**Set problem:** What is the count of lines that hold the word "専有面積"? Give only the number.

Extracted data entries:
^^^^^^^^
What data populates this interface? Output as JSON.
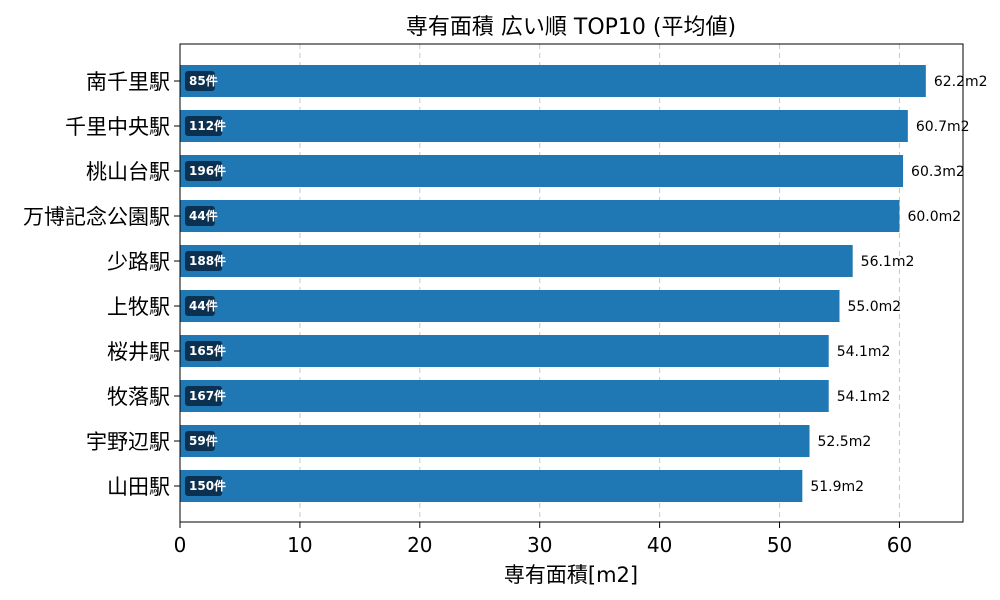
{
  "chart_data": {
    "type": "bar",
    "orientation": "horizontal",
    "title": "専有面積 広い順 TOP10 (平均値)",
    "xlabel": "専有面積[m2]",
    "ylabel": "",
    "xlim": [
      0,
      65.3
    ],
    "xticks": [
      0,
      10,
      20,
      30,
      40,
      50,
      60
    ],
    "grid": "x-dashed",
    "bar_color": "#1f77b4",
    "badge_color": "#0c3150",
    "categories": [
      "南千里駅",
      "千里中央駅",
      "桃山台駅",
      "万博記念公園駅",
      "少路駅",
      "上牧駅",
      "桜井駅",
      "牧落駅",
      "宇野辺駅",
      "山田駅"
    ],
    "values": [
      62.2,
      60.7,
      60.3,
      60.0,
      56.1,
      55.0,
      54.1,
      54.1,
      52.5,
      51.9
    ],
    "value_labels": [
      "62.2m2",
      "60.7m2",
      "60.3m2",
      "60.0m2",
      "56.1m2",
      "55.0m2",
      "54.1m2",
      "54.1m2",
      "52.5m2",
      "51.9m2"
    ],
    "count_labels": [
      "85件",
      "112件",
      "196件",
      "44件",
      "188件",
      "44件",
      "165件",
      "167件",
      "59件",
      "150件"
    ]
  }
}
^^^^^^^^
**Output below:** 2